═══ MATERIAL FOR THE TASK

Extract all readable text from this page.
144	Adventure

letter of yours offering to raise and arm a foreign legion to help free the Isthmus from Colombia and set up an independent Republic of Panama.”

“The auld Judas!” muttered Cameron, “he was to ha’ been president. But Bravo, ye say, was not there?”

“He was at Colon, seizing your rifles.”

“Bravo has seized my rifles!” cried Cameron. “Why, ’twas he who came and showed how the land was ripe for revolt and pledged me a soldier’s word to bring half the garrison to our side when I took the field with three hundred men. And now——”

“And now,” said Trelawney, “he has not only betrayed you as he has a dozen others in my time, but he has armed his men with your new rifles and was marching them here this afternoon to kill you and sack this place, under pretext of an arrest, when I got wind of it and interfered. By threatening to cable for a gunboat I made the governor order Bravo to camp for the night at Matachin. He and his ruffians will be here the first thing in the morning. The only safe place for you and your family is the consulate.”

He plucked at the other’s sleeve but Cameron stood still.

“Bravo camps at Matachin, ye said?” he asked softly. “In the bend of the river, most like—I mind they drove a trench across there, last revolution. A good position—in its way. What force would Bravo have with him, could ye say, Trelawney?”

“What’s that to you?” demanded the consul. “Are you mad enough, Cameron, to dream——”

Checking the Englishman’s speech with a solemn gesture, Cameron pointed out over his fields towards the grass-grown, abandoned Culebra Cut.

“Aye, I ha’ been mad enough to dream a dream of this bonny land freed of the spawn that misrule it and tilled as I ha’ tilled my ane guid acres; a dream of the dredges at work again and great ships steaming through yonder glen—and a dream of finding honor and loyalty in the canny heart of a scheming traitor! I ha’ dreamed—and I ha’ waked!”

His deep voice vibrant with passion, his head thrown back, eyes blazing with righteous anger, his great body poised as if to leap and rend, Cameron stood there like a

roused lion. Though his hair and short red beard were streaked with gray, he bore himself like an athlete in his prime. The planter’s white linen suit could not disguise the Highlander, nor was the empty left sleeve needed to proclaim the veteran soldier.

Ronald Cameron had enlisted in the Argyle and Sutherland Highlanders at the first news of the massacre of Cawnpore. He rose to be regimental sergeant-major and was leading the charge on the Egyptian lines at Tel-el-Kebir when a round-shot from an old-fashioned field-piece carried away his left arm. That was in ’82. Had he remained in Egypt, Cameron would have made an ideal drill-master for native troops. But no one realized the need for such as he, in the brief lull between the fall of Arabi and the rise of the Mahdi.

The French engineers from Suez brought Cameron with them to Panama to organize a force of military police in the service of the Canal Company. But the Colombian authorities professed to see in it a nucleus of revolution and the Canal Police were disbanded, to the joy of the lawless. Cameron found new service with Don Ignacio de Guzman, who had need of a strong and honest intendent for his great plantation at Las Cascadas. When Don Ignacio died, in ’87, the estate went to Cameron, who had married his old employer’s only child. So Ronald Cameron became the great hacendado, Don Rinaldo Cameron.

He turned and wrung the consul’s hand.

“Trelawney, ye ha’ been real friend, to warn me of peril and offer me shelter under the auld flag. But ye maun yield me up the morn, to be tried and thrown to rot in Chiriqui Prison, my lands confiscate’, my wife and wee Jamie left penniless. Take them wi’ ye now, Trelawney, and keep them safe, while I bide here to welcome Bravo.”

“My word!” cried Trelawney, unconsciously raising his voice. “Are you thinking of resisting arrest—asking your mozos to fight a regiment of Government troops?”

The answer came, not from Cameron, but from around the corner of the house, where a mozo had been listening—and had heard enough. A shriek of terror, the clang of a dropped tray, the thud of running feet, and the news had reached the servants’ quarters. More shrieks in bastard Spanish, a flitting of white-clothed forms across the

══════

▶ [REQUIRED WORK]: List the lines that contain the word "Matachin".

▶ [THE RESULT]:
“And now,” said Trelawney, “he has not only betrayed you as he has a dozen others in my time, but he has armed his men with your new rifles and was marching them here this afternoon to kill you and sack this place, under pretext of an arrest, when I got wind of it and interfered. By threatening to cable for a gunboat I made the governor order Bravo to camp for the night at Matachin. He and his ruffians will be here the first thing in the morning. The only safe place for you and your family is the consulate.”
“Bravo camps at Matachin, ye said?” he asked softly. “In the bend of the river, most like—I mind they drove a trench across there, last revolution. A good position—in its way. What force would Bravo have with him, could ye say, Trelawney?”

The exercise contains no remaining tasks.